All the data below goes into the copy word for word, but the pictures don't.

Data excerpts
※ ※ ※

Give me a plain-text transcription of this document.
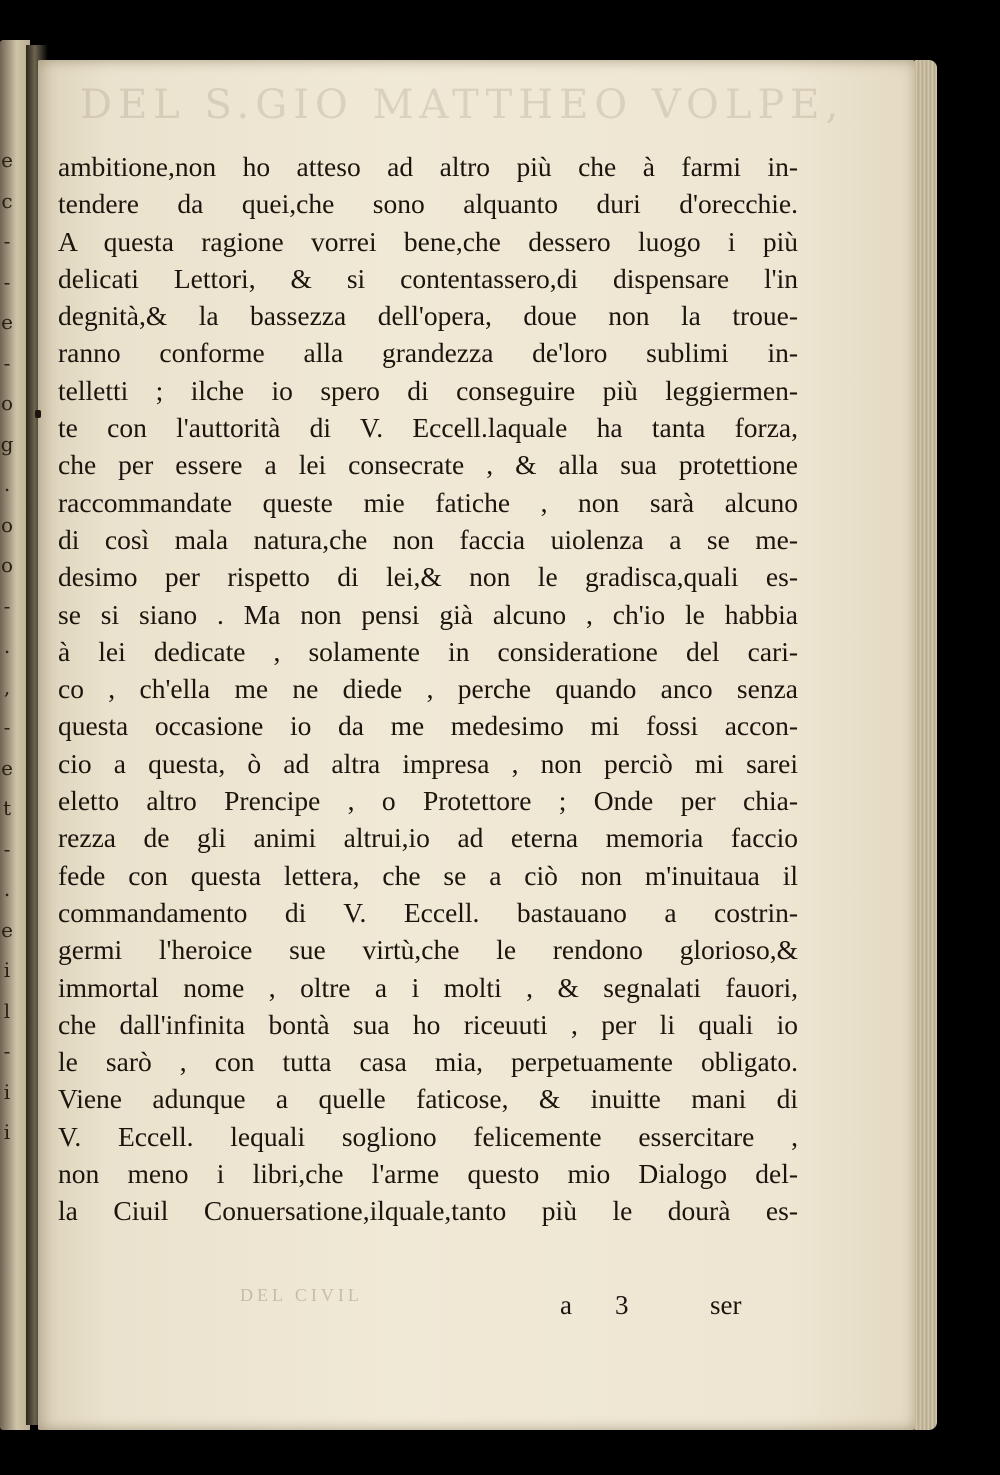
e
c
-
-
e
-
o
g
.
o
o
-
.
,
-
e
t
-
.
e
i
l
-
i
i
DEL S.GIO MATTHEO VOLPE,
ambitione,non ho atteso ad altro più che à farmi in-
tendere da quei,che sono alquanto duri d'orecchie.
A questa ragione vorrei bene,che dessero luogo i più
delicati Lettori, & si contentassero,di dispensare l'in
degnità,& la bassezza dell'opera, doue non la troue-
ranno conforme alla grandezza de'loro sublimi in-
telletti ; ilche io spero di conseguire più leggiermen-
te con l'auttorità di V. Eccell.laquale ha tanta forza,
che per essere a lei consecrate , & alla sua protettione
raccommandate queste mie fatiche , non sarà alcuno
di così mala natura,che non faccia uiolenza a se me-
desimo per rispetto di lei,& non le gradisca,quali es-
se si siano . Ma non pensi già alcuno , ch'io le habbia
à lei dedicate , solamente in consideratione del cari-
co , ch'ella me ne diede , perche quando anco senza
questa occasione io da me medesimo mi fossi accon-
cio a questa, ò ad altra impresa , non perciò mi sarei
eletto altro Prencipe , o Protettore ; Onde per chia-
rezza de gli animi altrui,io ad eterna memoria faccio
fede con questa lettera, che se a ciò non m'inuitaua il
commandamento di V. Eccell. bastauano a costrin-
germi l'heroice sue virtù,che le rendono glorioso,&
immortal nome , oltre a i molti , & segnalati fauori,
che dall'infinita bontà sua ho riceuuti , per li quali io
le sarò , con tutta casa mia, perpetuamente obligato.
Viene adunque a quelle faticose, & inuitte mani di
V. Eccell. lequali sogliono felicemente essercitare ,
non meno i libri,che l'arme questo mio Dialogo del-
la Ciuil Conuersatione,ilquale,tanto più le dourà es-
DEL CIVIL	a 3	ser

※ ※ ※

**SOLUTION TO THIS TASK**.
Give me a plain-text transcription of this document.
e
c
-
-
e
-
o
g
.
o
o
-
.
,
-
e
t
-
.
e
i
l
-
i
i
DEL S.GIO MATTHEO VOLPE,
ambitione,non ho atteso ad altro più che à farmi in-
tendere da quei,che sono alquanto duri d'orecchie.
A questa ragione vorrei bene,che dessero luogo i più
delicati Lettori, & si contentassero,di dispensare l'in
degnità,& la bassezza dell'opera, doue non la troue-
ranno conforme alla grandezza de'loro sublimi in-
telletti ; ilche io spero di conseguire più leggiermen-
te con l'auttorità di V. Eccell.laquale ha tanta forza,
che per essere a lei consecrate , & alla sua protettione
raccommandate queste mie fatiche , non sarà alcuno
di così mala natura,che non faccia uiolenza a se me-
desimo per rispetto di lei,& non le gradisca,quali es-
se si siano . Ma non pensi già alcuno , ch'io le habbia
à lei dedicate , solamente in consideratione del cari-
co , ch'ella me ne diede , perche quando anco senza
questa occasione io da me medesimo mi fossi accon-
cio a questa, ò ad altra impresa , non perciò mi sarei
eletto altro Prencipe , o Protettore ; Onde per chia-
rezza de gli animi altrui,io ad eterna memoria faccio
fede con questa lettera, che se a ciò non m'inuitaua il
commandamento di V. Eccell. bastauano a costrin-
germi l'heroice sue virtù,che le rendono glorioso,&
immortal nome , oltre a i molti , & segnalati fauori,
che dall'infinita bontà sua ho riceuuti , per li quali io
le sarò , con tutta casa mia, perpetuamente obligato.
Viene adunque a quelle faticose, & inuitte mani di
V. Eccell. lequali sogliono felicemente essercitare ,
non meno i libri,che l'arme questo mio Dialogo del-
la Ciuil Conuersatione,ilquale,tanto più le dourà es-
DEL CIVIL	a 3	ser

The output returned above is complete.